*EXTRACTED ENTRIES*
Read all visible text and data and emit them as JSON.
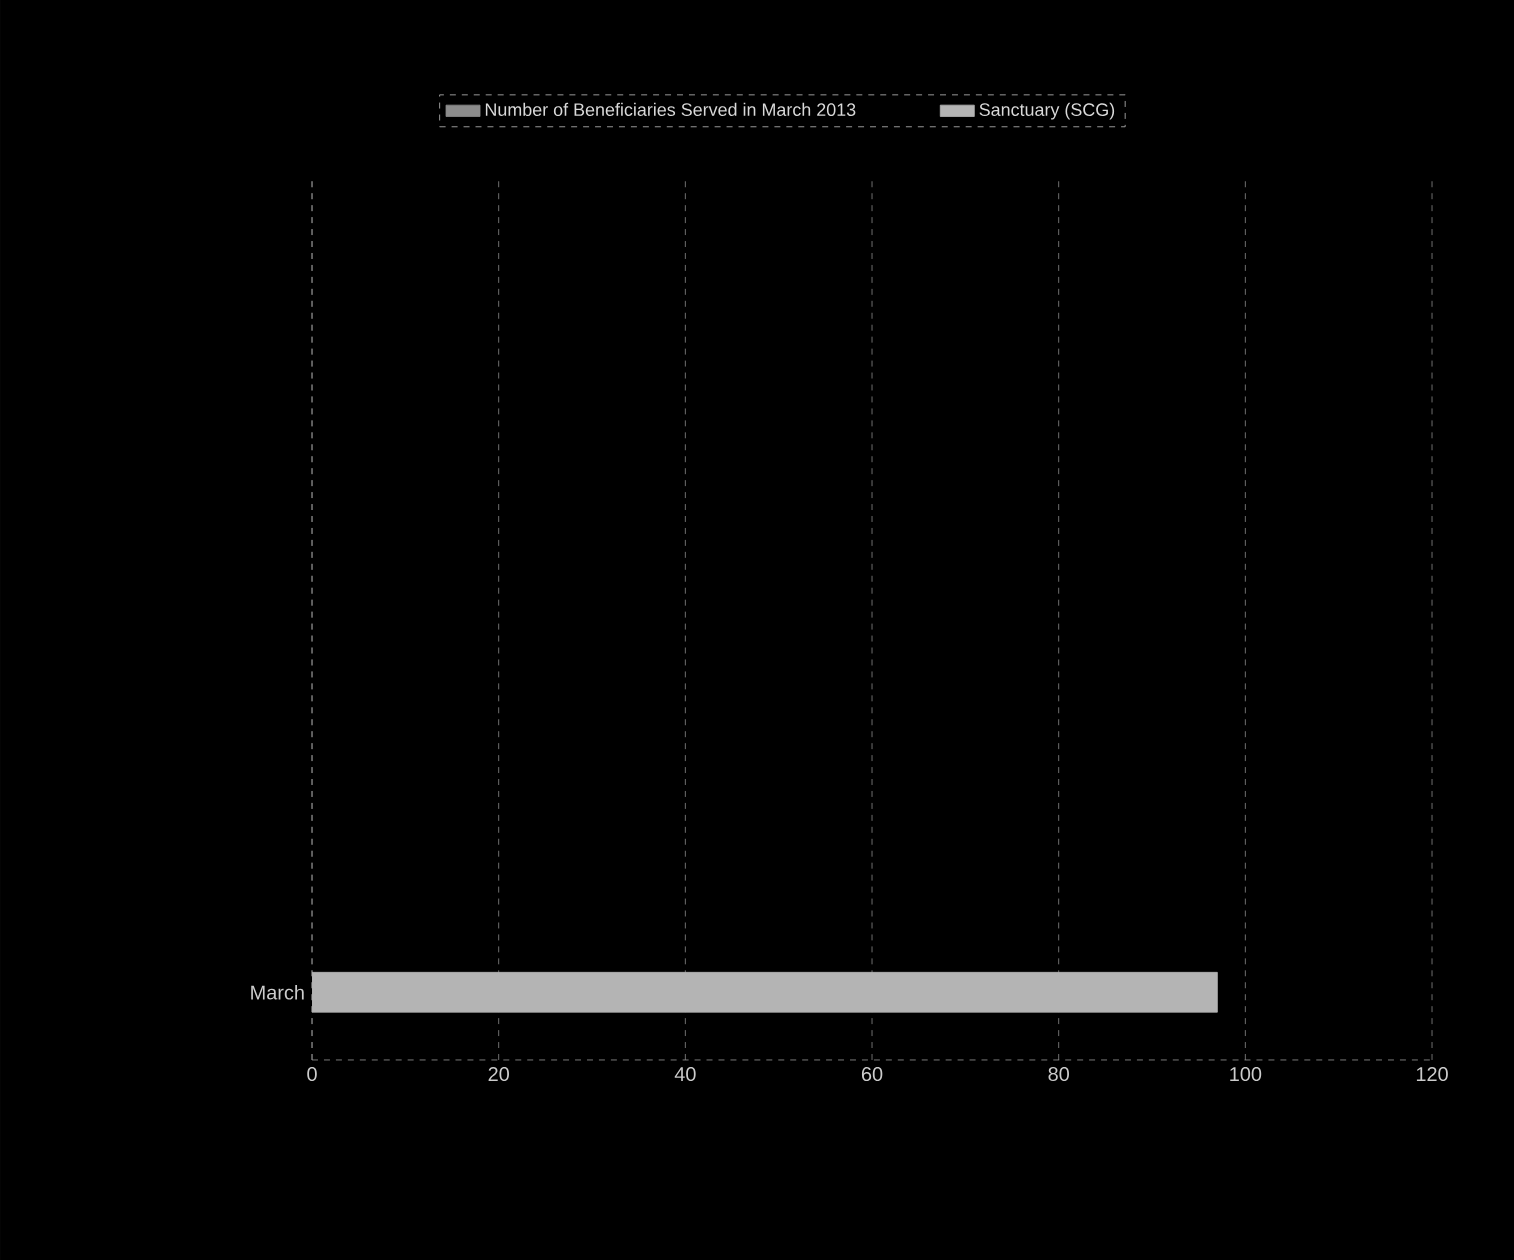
{
  "chart_data": {
    "type": "bar",
    "orientation": "horizontal",
    "categories": [
      "March"
    ],
    "series": [
      {
        "name": "Number of Beneficiaries Served in March 2013",
        "color": "#8c8c8c",
        "values": [
          null
        ]
      },
      {
        "name": "Sanctuary (SCG)",
        "color": "#b4b4b4",
        "values": [
          97
        ]
      }
    ],
    "xlim": [
      0,
      120
    ],
    "xticks": [
      0,
      20,
      40,
      60,
      80,
      100,
      120
    ],
    "grid": "x",
    "legend": "top"
  }
}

*REQUEST*
Your copy should match the records word for word, with the pictures removed.

*TASK ANSWER*
Read all visible text and data and emit them as JSON.
{
  "chart_data": {
    "type": "bar",
    "orientation": "horizontal",
    "categories": [
      "March"
    ],
    "series": [
      {
        "name": "Number of Beneficiaries Served in March 2013",
        "color": "#8c8c8c",
        "values": [
          null
        ]
      },
      {
        "name": "Sanctuary (SCG)",
        "color": "#b4b4b4",
        "values": [
          97
        ]
      }
    ],
    "xlim": [
      0,
      120
    ],
    "xticks": [
      0,
      20,
      40,
      60,
      80,
      100,
      120
    ],
    "grid": "x",
    "legend": "top"
  }
}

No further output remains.